Take every line from the listing below that includes "this" and copy it.

:: Exercise input

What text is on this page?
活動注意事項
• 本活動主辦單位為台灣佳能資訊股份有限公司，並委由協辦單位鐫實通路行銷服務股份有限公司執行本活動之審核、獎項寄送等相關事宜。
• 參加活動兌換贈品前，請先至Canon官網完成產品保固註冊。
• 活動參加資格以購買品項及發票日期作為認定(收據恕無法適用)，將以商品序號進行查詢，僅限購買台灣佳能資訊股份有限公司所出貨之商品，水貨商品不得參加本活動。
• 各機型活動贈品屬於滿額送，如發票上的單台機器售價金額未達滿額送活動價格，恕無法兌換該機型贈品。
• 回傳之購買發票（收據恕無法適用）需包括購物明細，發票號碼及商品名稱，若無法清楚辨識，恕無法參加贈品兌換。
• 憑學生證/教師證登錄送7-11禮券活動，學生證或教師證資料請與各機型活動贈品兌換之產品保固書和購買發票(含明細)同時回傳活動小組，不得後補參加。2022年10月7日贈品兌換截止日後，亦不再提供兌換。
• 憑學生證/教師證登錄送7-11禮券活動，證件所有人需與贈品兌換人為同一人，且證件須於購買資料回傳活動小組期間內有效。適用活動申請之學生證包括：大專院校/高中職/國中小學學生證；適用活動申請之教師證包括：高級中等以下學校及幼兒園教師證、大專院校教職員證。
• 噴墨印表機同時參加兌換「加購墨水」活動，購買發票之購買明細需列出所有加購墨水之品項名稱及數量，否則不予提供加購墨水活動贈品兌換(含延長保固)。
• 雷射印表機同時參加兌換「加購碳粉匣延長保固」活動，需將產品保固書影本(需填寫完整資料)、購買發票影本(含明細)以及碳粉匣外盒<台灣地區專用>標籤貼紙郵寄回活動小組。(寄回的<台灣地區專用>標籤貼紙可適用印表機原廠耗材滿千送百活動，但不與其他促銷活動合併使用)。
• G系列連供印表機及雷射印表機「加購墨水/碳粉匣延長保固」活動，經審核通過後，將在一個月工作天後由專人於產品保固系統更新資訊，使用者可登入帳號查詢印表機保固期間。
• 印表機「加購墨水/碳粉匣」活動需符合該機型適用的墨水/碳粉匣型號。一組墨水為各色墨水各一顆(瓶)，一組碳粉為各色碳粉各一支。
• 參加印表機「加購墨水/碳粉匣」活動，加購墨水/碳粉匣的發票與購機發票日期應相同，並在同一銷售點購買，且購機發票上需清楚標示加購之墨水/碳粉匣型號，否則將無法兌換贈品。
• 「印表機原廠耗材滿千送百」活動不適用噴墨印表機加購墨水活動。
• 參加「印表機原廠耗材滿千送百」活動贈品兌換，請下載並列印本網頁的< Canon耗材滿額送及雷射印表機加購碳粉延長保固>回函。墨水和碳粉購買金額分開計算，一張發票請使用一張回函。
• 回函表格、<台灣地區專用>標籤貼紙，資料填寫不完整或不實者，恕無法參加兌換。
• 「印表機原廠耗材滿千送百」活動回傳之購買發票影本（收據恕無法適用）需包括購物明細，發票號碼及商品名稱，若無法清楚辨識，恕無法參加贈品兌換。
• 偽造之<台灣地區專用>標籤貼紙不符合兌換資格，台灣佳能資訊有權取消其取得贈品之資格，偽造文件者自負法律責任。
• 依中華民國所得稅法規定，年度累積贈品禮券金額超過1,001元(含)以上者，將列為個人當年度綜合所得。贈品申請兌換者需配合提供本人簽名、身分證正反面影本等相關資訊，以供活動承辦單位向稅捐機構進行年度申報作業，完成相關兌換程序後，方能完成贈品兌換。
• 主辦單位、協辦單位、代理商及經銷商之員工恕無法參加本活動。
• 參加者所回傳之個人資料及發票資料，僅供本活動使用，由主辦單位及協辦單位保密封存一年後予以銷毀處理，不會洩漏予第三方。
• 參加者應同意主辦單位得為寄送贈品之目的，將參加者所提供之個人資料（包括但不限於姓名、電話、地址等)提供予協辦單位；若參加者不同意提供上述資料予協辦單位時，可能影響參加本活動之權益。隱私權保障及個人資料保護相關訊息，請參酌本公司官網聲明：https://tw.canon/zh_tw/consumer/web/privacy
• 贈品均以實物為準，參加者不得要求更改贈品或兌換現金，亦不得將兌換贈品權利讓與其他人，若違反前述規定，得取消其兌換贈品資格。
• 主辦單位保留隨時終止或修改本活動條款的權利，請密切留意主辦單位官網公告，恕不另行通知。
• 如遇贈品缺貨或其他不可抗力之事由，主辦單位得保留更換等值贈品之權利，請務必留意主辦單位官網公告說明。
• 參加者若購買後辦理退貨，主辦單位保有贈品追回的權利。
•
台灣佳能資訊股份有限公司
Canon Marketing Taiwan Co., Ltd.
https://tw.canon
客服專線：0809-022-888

::::
:: Exercise input

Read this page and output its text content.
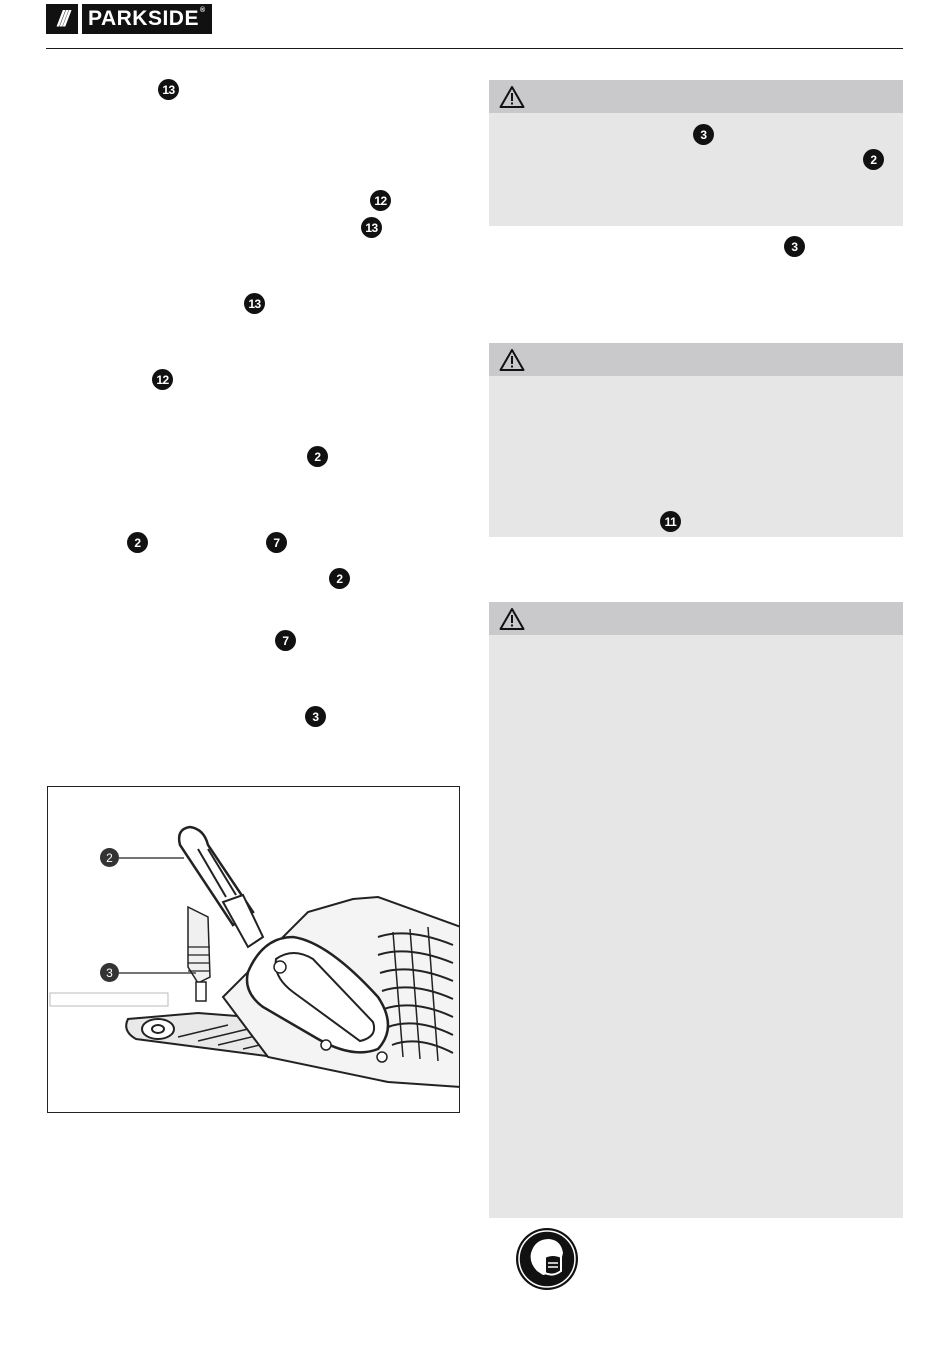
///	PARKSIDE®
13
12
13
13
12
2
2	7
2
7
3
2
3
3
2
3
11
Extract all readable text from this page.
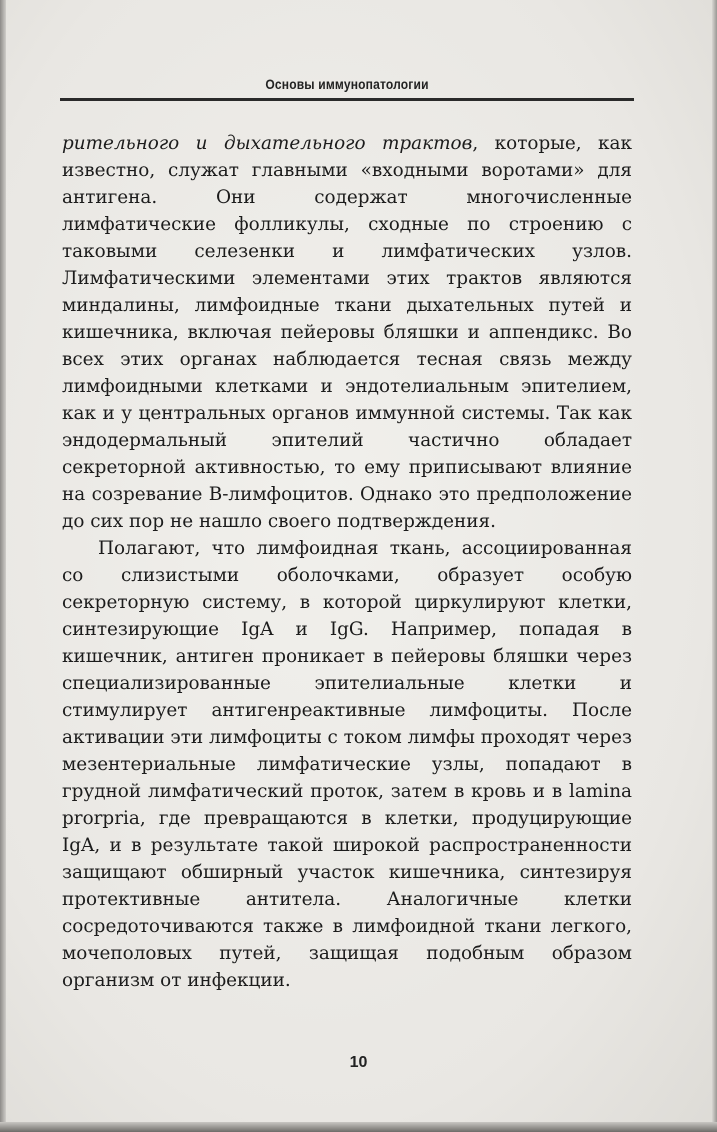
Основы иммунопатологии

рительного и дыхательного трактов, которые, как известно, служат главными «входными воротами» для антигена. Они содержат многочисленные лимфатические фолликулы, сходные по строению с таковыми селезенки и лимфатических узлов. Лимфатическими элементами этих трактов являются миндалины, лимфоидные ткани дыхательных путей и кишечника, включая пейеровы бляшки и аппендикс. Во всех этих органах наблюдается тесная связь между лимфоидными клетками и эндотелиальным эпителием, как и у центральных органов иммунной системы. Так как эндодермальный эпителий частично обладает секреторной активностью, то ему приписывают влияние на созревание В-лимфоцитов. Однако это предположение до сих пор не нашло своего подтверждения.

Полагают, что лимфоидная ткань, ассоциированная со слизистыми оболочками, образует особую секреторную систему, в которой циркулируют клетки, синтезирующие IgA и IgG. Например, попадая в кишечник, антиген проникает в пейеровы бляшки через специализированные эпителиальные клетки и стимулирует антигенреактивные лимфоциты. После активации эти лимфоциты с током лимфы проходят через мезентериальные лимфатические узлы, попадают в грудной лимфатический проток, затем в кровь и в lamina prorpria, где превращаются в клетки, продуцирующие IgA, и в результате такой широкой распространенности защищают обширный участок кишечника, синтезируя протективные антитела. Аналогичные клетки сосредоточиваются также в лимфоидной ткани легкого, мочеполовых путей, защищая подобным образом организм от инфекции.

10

::::

**Response to the exercise**
What text is on this page?
Read this page and output its text content.
Extract all readable text from this page.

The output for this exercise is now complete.